• [Task requirements] Reproduce all records verbatim.
------------------------------------------------------------
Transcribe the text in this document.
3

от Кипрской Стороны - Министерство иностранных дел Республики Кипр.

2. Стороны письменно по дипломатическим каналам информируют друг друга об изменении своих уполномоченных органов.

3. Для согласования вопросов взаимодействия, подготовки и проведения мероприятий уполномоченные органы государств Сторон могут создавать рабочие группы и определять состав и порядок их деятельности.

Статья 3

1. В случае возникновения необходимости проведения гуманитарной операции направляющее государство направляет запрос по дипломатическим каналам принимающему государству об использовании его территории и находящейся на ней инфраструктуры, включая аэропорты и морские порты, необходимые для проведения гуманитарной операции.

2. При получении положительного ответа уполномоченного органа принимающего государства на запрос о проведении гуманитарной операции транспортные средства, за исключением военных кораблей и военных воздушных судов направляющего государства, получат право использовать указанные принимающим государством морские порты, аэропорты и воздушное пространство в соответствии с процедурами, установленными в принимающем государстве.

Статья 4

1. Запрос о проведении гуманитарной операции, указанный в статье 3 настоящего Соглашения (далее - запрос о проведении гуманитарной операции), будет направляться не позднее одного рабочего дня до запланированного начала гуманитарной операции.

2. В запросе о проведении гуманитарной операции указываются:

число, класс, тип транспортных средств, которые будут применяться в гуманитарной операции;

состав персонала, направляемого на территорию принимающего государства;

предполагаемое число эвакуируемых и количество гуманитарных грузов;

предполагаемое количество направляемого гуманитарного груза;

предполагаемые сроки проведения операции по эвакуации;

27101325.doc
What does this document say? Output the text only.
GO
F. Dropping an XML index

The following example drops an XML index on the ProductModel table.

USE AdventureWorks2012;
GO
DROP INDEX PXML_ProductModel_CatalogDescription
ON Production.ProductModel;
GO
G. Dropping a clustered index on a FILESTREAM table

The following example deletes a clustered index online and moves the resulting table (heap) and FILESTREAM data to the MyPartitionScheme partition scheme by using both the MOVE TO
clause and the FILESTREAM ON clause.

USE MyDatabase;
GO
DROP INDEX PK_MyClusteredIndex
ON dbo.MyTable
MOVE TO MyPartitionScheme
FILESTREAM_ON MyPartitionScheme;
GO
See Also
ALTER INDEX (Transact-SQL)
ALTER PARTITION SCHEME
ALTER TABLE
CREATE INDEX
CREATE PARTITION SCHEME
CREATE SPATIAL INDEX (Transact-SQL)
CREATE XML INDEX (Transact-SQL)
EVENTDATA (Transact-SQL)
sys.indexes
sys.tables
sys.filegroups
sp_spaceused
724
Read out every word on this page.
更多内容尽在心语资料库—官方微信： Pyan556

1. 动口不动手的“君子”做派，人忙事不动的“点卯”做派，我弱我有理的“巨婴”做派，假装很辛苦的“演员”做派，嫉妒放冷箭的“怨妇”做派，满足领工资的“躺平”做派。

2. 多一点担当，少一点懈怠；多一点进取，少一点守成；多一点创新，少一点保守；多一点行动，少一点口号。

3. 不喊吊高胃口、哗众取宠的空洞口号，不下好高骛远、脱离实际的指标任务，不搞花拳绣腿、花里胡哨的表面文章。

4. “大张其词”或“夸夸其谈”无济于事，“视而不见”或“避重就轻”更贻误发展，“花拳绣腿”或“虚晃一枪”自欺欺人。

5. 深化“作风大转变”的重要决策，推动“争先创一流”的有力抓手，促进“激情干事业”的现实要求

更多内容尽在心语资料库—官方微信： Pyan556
------------------------------------------------------------
• [Answer to this exercise]
Transcribe the text in this document.
3

от Кипрской Стороны - Министерство иностранных дел Республики Кипр.

2. Стороны письменно по дипломатическим каналам информируют друг друга об изменении своих уполномоченных органов.

3. Для согласования вопросов взаимодействия, подготовки и проведения мероприятий уполномоченные органы государств Сторон могут создавать рабочие группы и определять состав и порядок их деятельности.

Статья 3

1. В случае возникновения необходимости проведения гуманитарной операции направляющее государство направляет запрос по дипломатическим каналам принимающему государству об использовании его территории и находящейся на ней инфраструктуры, включая аэропорты и морские порты, необходимые для проведения гуманитарной операции.

2. При получении положительного ответа уполномоченного органа принимающего государства на запрос о проведении гуманитарной операции транспортные средства, за исключением военных кораблей и военных воздушных судов направляющего государства, получат право использовать указанные принимающим государством морские порты, аэропорты и воздушное пространство в соответствии с процедурами, установленными в принимающем государстве.

Статья 4

1. Запрос о проведении гуманитарной операции, указанный в статье 3 настоящего Соглашения (далее - запрос о проведении гуманитарной операции), будет направляться не позднее одного рабочего дня до запланированного начала гуманитарной операции.

2. В запросе о проведении гуманитарной операции указываются:

число, класс, тип транспортных средств, которые будут применяться в гуманитарной операции;

состав персонала, направляемого на территорию принимающего государства;

предполагаемое число эвакуируемых и количество гуманитарных грузов;

предполагаемое количество направляемого гуманитарного груза;

предполагаемые сроки проведения операции по эвакуации;

27101325.doc
What does this document say? Output the text only.
GO
F. Dropping an XML index

The following example drops an XML index on the ProductModel table.

USE AdventureWorks2012;
GO
DROP INDEX PXML_ProductModel_CatalogDescription
ON Production.ProductModel;
GO
G. Dropping a clustered index on a FILESTREAM table

The following example deletes a clustered index online and moves the resulting table (heap) and FILESTREAM data to the MyPartitionScheme partition scheme by using both the MOVE TO
clause and the FILESTREAM ON clause.

USE MyDatabase;
GO
DROP INDEX PK_MyClusteredIndex
ON dbo.MyTable
MOVE TO MyPartitionScheme
FILESTREAM_ON MyPartitionScheme;
GO
See Also
ALTER INDEX (Transact-SQL)
ALTER PARTITION SCHEME
ALTER TABLE
CREATE INDEX
CREATE PARTITION SCHEME
CREATE SPATIAL INDEX (Transact-SQL)
CREATE XML INDEX (Transact-SQL)
EVENTDATA (Transact-SQL)
sys.indexes
sys.tables
sys.filegroups
sp_spaceused
724
Read out every word on this page.
更多内容尽在心语资料库—官方微信： Pyan556

1. 动口不动手的“君子”做派，人忙事不动的“点卯”做派，我弱我有理的“巨婴”做派，假装很辛苦的“演员”做派，嫉妒放冷箭的“怨妇”做派，满足领工资的“躺平”做派。

2. 多一点担当，少一点懈怠；多一点进取，少一点守成；多一点创新，少一点保守；多一点行动，少一点口号。

3. 不喊吊高胃口、哗众取宠的空洞口号，不下好高骛远、脱离实际的指标任务，不搞花拳绣腿、花里胡哨的表面文章。

4. “大张其词”或“夸夸其谈”无济于事，“视而不见”或“避重就轻”更贻误发展，“花拳绣腿”或“虚晃一枪”自欺欺人。

5. 深化“作风大转变”的重要决策，推动“争先创一流”的有力抓手，促进“激情干事业”的现实要求

更多内容尽在心语资料库—官方微信： Pyan556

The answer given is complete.